Filter the entries below, keeping every line that has the word "median".

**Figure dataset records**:

-------------------------

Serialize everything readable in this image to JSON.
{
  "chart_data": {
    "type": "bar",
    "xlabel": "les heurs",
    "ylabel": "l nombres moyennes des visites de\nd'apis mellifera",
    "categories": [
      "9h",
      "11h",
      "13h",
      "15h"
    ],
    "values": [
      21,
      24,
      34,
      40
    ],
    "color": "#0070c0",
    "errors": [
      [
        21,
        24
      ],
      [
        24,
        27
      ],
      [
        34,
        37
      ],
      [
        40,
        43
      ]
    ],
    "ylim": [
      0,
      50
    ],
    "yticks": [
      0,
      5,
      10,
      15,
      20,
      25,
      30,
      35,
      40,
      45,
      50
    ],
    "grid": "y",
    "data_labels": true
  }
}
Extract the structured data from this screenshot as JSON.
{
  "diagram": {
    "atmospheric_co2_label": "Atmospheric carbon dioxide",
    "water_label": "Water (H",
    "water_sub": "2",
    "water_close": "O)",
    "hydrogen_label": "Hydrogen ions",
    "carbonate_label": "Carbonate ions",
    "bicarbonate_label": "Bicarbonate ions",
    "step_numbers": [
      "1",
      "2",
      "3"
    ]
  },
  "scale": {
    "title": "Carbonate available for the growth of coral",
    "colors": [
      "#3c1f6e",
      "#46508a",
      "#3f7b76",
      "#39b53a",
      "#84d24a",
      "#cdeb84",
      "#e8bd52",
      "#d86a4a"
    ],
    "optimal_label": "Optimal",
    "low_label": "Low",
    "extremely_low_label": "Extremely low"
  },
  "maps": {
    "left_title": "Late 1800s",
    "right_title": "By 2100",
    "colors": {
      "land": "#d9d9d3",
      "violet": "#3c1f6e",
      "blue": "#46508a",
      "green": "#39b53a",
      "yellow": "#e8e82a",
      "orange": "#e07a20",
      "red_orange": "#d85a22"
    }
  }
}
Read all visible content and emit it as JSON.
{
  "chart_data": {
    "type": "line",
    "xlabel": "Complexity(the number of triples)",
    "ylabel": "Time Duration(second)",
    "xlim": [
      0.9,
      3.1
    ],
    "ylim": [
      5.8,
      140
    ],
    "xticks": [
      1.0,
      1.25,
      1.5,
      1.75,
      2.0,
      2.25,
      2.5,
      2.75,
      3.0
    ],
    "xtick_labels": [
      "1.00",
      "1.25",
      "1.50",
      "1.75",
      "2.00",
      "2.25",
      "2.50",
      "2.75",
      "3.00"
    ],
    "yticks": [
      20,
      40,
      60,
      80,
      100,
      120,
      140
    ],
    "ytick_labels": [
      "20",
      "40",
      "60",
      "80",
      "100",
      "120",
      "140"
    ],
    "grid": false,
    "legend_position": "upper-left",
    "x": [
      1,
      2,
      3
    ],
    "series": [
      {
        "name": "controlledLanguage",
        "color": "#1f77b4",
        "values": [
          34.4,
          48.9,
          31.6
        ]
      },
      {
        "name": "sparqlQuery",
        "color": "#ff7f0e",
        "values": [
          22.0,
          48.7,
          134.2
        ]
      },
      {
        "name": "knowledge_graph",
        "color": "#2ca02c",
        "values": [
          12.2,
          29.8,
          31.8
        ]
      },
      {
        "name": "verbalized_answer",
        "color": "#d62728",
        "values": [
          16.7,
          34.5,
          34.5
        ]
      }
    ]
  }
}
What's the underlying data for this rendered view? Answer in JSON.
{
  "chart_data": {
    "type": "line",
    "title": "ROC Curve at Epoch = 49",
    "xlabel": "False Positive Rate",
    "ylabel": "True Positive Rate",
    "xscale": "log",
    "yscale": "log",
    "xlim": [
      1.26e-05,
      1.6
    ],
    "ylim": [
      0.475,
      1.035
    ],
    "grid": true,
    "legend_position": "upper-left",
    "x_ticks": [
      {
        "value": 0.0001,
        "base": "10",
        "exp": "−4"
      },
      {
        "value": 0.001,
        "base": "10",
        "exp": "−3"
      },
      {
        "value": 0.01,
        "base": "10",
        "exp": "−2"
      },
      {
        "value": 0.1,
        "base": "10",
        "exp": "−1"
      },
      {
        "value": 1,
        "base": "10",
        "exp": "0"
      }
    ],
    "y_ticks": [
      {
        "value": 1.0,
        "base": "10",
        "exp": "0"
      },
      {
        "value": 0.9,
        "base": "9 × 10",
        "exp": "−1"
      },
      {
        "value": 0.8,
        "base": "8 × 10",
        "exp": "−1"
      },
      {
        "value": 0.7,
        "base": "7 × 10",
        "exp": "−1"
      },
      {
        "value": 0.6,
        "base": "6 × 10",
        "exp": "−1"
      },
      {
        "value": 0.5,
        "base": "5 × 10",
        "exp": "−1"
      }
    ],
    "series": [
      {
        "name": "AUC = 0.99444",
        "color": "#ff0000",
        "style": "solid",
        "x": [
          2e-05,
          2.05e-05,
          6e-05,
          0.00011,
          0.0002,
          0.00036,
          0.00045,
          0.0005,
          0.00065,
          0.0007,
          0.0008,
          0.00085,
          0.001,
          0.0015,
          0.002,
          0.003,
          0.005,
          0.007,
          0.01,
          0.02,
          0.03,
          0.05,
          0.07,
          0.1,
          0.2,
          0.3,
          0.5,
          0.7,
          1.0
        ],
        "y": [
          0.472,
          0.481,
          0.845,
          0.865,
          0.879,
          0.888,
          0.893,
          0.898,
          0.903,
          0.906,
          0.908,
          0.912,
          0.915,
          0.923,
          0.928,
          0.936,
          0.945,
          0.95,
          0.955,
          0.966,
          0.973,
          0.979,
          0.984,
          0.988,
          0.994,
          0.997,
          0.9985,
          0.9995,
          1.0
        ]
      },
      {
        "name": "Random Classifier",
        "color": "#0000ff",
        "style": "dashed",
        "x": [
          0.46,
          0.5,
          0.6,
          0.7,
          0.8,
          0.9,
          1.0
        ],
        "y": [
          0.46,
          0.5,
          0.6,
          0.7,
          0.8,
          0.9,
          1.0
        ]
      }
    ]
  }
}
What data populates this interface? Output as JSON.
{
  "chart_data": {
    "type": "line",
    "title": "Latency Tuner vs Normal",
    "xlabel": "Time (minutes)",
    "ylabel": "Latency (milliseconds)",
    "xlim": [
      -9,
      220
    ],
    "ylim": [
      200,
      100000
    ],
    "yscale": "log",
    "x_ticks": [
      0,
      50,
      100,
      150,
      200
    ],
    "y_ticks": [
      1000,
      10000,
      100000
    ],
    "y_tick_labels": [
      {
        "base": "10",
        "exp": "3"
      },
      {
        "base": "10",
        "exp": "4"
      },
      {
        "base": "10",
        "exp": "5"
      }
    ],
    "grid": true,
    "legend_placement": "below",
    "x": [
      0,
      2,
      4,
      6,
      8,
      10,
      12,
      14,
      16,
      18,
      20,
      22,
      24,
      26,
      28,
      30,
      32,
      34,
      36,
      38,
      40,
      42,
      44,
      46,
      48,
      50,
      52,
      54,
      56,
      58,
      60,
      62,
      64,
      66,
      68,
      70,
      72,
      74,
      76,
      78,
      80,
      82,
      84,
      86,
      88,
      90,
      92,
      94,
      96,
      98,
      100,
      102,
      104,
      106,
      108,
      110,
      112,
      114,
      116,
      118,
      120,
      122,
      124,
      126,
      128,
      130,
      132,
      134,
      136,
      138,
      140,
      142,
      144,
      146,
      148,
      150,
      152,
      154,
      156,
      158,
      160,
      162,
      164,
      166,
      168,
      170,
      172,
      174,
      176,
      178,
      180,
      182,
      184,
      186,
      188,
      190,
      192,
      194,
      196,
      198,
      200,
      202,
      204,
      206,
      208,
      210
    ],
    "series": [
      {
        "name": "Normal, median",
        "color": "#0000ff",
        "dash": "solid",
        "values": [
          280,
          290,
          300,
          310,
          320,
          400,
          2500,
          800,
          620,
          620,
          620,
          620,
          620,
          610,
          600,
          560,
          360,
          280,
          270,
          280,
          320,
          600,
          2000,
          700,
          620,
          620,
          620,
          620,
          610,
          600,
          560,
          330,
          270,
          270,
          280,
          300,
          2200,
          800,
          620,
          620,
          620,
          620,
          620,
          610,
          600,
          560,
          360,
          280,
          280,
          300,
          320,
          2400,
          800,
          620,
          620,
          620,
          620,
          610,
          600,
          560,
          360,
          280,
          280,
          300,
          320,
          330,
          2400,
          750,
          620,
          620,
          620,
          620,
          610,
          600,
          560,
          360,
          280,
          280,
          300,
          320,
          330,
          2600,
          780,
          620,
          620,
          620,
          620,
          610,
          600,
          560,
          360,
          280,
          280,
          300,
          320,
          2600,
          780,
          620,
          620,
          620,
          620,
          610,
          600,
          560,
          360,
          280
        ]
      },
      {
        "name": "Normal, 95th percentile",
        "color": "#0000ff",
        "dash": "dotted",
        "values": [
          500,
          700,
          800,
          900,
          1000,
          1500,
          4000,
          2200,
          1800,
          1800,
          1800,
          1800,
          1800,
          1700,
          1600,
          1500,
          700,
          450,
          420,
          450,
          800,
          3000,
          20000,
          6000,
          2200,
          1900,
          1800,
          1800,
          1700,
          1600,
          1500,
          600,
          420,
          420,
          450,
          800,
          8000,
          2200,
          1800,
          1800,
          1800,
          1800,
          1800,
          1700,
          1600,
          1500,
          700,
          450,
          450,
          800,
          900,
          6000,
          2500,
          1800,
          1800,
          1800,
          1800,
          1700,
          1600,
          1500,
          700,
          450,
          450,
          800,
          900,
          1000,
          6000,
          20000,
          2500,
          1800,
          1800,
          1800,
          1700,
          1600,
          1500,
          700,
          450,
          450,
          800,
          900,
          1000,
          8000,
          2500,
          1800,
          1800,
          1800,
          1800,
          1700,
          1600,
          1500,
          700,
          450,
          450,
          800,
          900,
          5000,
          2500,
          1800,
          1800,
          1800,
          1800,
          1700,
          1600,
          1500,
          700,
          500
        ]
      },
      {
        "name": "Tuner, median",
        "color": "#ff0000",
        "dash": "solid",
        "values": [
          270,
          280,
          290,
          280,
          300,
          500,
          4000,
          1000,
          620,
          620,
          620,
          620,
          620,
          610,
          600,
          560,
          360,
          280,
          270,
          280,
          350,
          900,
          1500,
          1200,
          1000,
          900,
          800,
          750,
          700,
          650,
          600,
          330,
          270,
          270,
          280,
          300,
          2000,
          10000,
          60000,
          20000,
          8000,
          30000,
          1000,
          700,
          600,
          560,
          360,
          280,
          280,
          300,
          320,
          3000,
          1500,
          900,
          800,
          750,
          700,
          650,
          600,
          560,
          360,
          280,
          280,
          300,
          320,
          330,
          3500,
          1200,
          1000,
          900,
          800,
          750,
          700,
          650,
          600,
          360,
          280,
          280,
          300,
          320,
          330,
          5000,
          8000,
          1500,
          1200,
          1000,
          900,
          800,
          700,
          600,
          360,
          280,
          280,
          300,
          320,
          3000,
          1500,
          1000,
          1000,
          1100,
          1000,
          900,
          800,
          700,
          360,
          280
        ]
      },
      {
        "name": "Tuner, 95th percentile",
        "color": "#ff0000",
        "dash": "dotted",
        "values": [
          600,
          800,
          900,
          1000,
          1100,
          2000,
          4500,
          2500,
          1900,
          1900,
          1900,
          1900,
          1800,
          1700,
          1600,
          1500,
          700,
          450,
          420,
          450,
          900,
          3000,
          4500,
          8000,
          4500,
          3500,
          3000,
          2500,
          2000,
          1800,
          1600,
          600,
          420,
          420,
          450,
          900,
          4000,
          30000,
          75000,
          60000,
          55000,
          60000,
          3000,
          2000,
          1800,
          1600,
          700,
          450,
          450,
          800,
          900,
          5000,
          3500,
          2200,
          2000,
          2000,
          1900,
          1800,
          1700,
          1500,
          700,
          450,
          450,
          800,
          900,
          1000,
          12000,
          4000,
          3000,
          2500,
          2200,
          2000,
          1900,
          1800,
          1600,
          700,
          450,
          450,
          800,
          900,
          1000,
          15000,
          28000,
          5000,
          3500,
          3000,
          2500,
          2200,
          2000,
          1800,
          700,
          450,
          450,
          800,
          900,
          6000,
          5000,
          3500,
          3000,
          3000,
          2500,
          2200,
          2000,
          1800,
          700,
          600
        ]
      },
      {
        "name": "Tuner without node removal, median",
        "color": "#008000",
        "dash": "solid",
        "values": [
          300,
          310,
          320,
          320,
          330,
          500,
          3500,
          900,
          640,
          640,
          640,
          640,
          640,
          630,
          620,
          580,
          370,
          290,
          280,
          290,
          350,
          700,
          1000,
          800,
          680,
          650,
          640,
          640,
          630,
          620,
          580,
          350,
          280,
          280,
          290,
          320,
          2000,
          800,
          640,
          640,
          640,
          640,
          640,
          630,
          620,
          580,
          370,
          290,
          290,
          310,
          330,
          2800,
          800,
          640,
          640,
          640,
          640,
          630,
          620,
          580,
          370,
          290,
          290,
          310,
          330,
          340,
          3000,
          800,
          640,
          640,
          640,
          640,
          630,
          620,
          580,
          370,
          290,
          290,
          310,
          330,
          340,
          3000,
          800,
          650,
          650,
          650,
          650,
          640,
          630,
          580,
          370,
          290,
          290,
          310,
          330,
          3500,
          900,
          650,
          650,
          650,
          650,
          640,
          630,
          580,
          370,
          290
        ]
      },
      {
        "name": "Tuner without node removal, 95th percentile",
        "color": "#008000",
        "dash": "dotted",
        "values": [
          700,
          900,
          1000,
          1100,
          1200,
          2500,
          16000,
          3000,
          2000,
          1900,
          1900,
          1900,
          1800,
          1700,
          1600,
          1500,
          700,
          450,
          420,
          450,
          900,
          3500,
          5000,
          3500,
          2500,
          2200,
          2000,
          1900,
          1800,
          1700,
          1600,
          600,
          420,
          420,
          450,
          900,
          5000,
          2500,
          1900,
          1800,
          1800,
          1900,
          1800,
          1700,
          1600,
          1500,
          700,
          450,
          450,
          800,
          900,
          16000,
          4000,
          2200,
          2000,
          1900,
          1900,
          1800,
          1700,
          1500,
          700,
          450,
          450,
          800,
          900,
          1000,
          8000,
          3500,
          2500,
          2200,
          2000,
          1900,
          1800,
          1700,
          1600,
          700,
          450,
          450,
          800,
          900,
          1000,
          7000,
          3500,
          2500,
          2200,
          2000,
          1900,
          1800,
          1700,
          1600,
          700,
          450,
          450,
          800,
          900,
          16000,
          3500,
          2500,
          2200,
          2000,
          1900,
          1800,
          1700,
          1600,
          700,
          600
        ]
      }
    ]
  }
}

-------------------------

**COMPLETE OUTPUT**:
        "name": "Normal, median",
        "name": "Tuner, median",
        "name": "Tuner without node removal, median",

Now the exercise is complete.